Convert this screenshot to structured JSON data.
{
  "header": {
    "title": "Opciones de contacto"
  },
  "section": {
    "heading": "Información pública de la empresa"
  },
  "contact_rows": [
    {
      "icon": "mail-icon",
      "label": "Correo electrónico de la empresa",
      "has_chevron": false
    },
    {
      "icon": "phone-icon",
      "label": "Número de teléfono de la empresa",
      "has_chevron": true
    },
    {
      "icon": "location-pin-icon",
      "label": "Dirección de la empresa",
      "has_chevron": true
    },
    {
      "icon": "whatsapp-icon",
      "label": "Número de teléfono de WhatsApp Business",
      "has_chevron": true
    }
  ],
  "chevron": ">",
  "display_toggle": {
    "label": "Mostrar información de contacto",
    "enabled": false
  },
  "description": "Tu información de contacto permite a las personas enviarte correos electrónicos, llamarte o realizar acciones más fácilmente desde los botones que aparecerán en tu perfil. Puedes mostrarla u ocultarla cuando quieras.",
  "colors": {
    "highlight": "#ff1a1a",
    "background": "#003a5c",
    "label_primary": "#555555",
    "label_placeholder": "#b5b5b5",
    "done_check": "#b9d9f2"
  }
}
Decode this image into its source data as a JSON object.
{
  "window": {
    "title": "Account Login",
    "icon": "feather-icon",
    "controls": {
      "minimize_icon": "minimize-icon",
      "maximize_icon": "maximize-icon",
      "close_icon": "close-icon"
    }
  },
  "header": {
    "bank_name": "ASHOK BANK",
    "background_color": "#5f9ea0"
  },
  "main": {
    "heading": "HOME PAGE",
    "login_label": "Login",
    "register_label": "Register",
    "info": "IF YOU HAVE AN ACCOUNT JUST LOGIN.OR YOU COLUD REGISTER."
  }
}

┄┄┄┄┄┄┄┄┄┄

[WORK TO COMPLETE]: Copy the material above back out, exactly as written.

[EXERCISE RESPONSE]:
Convert this screenshot to structured JSON data.
{
  "header": {
    "title": "Opciones de contacto"
  },
  "section": {
    "heading": "Información pública de la empresa"
  },
  "contact_rows": [
    {
      "icon": "mail-icon",
      "label": "Correo electrónico de la empresa",
      "has_chevron": false
    },
    {
      "icon": "phone-icon",
      "label": "Número de teléfono de la empresa",
      "has_chevron": true
    },
    {
      "icon": "location-pin-icon",
      "label": "Dirección de la empresa",
      "has_chevron": true
    },
    {
      "icon": "whatsapp-icon",
      "label": "Número de teléfono de WhatsApp Business",
      "has_chevron": true
    }
  ],
  "chevron": ">",
  "display_toggle": {
    "label": "Mostrar información de contacto",
    "enabled": false
  },
  "description": "Tu información de contacto permite a las personas enviarte correos electrónicos, llamarte o realizar acciones más fácilmente desde los botones que aparecerán en tu perfil. Puedes mostrarla u ocultarla cuando quieras.",
  "colors": {
    "highlight": "#ff1a1a",
    "background": "#003a5c",
    "label_primary": "#555555",
    "label_placeholder": "#b5b5b5",
    "done_check": "#b9d9f2"
  }
}
Decode this image into its source data as a JSON object.
{
  "window": {
    "title": "Account Login",
    "icon": "feather-icon",
    "controls": {
      "minimize_icon": "minimize-icon",
      "maximize_icon": "maximize-icon",
      "close_icon": "close-icon"
    }
  },
  "header": {
    "bank_name": "ASHOK BANK",
    "background_color": "#5f9ea0"
  },
  "main": {
    "heading": "HOME PAGE",
    "login_label": "Login",
    "register_label": "Register",
    "info": "IF YOU HAVE AN ACCOUNT JUST LOGIN.OR YOU COLUD REGISTER."
  }
}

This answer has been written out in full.